Written problem:
Copy out all lines of the records in which the word "Employer" appears.

Exercise input:
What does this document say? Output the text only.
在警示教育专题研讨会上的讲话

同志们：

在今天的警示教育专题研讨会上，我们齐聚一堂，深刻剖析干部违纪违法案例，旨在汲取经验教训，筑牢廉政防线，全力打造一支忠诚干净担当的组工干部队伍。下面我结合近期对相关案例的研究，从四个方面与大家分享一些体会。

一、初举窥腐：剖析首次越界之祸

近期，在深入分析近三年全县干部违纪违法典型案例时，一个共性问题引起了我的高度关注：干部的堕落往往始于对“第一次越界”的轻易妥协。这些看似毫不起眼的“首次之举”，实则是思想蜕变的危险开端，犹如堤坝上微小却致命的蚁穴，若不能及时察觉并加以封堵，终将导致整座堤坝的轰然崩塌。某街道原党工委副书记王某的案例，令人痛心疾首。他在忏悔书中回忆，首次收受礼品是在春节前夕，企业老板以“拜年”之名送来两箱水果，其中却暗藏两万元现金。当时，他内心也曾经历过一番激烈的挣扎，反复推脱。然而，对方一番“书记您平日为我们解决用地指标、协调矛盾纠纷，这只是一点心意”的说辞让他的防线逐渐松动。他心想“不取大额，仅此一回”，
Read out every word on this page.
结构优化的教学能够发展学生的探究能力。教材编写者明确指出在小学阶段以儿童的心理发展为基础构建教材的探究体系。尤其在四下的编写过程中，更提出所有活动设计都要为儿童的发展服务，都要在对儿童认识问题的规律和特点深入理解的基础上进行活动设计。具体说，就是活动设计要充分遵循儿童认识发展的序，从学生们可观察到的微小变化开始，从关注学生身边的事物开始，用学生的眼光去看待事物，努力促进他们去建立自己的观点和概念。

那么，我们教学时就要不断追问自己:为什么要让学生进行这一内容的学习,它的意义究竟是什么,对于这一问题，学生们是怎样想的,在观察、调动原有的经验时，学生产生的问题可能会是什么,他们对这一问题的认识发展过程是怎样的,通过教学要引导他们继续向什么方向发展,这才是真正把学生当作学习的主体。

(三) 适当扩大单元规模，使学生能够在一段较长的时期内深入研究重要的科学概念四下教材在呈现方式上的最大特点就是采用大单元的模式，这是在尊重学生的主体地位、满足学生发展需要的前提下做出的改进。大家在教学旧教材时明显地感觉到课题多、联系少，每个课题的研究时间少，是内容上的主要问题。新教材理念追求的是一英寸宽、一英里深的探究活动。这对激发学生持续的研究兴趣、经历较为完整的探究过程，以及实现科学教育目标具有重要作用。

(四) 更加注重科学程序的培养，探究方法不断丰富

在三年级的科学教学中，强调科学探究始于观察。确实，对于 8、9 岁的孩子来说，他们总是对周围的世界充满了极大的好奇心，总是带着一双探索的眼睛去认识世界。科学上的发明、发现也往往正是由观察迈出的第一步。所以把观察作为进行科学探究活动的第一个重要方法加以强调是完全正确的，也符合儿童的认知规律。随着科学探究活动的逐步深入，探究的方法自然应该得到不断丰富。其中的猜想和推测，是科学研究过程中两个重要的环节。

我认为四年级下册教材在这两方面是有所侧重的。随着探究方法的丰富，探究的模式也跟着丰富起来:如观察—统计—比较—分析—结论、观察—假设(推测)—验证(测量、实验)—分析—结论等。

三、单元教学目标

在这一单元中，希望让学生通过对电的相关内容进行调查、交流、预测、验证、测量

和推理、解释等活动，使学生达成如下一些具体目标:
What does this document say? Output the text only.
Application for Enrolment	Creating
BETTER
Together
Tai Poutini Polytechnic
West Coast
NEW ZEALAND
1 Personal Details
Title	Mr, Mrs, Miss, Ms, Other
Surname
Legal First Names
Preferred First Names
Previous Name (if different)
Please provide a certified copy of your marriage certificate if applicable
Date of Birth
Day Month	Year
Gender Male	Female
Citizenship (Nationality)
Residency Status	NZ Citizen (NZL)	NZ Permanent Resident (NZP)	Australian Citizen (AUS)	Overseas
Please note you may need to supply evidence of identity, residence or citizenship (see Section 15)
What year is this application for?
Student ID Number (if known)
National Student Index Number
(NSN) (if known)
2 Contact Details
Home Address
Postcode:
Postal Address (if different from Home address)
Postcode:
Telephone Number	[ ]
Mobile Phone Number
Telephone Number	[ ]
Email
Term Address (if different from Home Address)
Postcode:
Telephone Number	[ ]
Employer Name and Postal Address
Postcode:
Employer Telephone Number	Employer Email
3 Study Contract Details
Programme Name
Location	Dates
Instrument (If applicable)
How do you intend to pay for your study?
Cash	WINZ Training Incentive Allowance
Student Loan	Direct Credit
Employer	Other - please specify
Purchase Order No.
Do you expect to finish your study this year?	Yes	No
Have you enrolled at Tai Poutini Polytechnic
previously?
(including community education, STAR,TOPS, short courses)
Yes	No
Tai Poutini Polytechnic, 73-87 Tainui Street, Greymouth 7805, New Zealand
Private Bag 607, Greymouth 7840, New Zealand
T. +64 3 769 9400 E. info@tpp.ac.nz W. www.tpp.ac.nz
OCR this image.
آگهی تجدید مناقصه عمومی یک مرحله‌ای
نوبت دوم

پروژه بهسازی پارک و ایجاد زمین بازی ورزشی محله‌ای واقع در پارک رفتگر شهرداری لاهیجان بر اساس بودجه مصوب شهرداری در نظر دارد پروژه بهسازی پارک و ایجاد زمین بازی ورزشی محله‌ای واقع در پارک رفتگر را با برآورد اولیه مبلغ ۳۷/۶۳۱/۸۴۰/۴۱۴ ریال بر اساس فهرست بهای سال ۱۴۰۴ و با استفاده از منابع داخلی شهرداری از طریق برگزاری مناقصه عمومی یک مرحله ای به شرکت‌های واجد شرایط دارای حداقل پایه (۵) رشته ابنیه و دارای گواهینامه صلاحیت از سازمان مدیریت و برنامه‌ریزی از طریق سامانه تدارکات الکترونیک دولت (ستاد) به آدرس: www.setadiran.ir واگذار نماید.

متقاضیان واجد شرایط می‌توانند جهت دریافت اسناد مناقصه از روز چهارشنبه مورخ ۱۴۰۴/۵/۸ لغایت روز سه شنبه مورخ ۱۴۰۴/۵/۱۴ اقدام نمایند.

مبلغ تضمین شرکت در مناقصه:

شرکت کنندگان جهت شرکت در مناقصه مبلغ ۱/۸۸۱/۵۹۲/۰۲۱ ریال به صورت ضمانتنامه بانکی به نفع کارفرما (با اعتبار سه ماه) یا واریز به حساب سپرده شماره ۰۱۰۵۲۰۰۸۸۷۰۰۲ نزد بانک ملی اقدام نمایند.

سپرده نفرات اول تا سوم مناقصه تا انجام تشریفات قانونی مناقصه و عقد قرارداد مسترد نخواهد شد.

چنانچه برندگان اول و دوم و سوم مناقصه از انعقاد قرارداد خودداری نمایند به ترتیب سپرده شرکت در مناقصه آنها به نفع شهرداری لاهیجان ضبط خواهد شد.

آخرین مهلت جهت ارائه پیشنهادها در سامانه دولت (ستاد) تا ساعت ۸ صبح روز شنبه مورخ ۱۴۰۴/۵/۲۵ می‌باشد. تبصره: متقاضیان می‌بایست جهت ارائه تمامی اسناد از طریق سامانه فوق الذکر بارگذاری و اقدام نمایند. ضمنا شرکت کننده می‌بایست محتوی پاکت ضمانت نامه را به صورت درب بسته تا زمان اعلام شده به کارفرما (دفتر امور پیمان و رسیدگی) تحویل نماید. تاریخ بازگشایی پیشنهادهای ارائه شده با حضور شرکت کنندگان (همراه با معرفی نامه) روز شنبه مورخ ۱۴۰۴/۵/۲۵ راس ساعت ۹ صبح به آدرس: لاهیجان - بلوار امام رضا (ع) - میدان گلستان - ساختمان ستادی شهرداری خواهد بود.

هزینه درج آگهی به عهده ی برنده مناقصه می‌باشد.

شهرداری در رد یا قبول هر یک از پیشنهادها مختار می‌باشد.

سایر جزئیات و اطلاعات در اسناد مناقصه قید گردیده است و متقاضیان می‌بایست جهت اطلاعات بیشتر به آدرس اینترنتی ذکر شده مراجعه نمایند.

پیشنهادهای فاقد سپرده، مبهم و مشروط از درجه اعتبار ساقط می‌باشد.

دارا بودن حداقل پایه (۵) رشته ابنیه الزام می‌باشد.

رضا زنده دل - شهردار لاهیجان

Written response:
Employer Name and Postal Address
Employer Telephone Number	Employer Email
Employer	Other - please specify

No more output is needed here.